→ Dataset entries:

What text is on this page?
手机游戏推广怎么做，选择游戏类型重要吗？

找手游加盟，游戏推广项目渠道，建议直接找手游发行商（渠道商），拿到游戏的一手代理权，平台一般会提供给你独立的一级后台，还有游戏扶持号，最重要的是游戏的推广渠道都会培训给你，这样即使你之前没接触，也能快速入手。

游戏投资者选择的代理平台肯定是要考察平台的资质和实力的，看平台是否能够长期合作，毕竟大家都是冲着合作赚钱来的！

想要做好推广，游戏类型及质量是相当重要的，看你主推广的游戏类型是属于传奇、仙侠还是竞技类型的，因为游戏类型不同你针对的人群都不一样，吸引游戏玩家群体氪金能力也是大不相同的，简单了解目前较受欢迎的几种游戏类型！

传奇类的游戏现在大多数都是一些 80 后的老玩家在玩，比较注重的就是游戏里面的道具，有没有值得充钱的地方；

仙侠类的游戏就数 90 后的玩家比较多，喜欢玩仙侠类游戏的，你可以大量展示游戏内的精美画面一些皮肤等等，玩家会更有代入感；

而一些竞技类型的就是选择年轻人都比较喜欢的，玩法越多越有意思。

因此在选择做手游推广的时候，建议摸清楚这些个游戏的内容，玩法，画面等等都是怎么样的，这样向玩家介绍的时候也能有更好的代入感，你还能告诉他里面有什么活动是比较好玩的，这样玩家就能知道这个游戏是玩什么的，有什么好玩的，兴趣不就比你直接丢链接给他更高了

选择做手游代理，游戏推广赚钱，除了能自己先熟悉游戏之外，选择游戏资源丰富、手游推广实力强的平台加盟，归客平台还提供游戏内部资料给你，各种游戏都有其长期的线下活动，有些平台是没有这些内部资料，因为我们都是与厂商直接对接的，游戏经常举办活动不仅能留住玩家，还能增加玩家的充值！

→ PROBLEM DESCRIPTION:
Print the material once more, exactly.

→ RESPONSE TO THE TASK:
What text is on this page?
手机游戏推广怎么做，选择游戏类型重要吗？

找手游加盟，游戏推广项目渠道，建议直接找手游发行商（渠道商），拿到游戏的一手代理权，平台一般会提供给你独立的一级后台，还有游戏扶持号，最重要的是游戏的推广渠道都会培训给你，这样即使你之前没接触，也能快速入手。

游戏投资者选择的代理平台肯定是要考察平台的资质和实力的，看平台是否能够长期合作，毕竟大家都是冲着合作赚钱来的！

想要做好推广，游戏类型及质量是相当重要的，看你主推广的游戏类型是属于传奇、仙侠还是竞技类型的，因为游戏类型不同你针对的人群都不一样，吸引游戏玩家群体氪金能力也是大不相同的，简单了解目前较受欢迎的几种游戏类型！

传奇类的游戏现在大多数都是一些 80 后的老玩家在玩，比较注重的就是游戏里面的道具，有没有值得充钱的地方；

仙侠类的游戏就数 90 后的玩家比较多，喜欢玩仙侠类游戏的，你可以大量展示游戏内的精美画面一些皮肤等等，玩家会更有代入感；

而一些竞技类型的就是选择年轻人都比较喜欢的，玩法越多越有意思。

因此在选择做手游推广的时候，建议摸清楚这些个游戏的内容，玩法，画面等等都是怎么样的，这样向玩家介绍的时候也能有更好的代入感，你还能告诉他里面有什么活动是比较好玩的，这样玩家就能知道这个游戏是玩什么的，有什么好玩的，兴趣不就比你直接丢链接给他更高了

选择做手游代理，游戏推广赚钱，除了能自己先熟悉游戏之外，选择游戏资源丰富、手游推广实力强的平台加盟，归客平台还提供游戏内部资料给你，各种游戏都有其长期的线下活动，有些平台是没有这些内部资料，因为我们都是与厂商直接对接的，游戏经常举办活动不仅能留住玩家，还能增加玩家的充值！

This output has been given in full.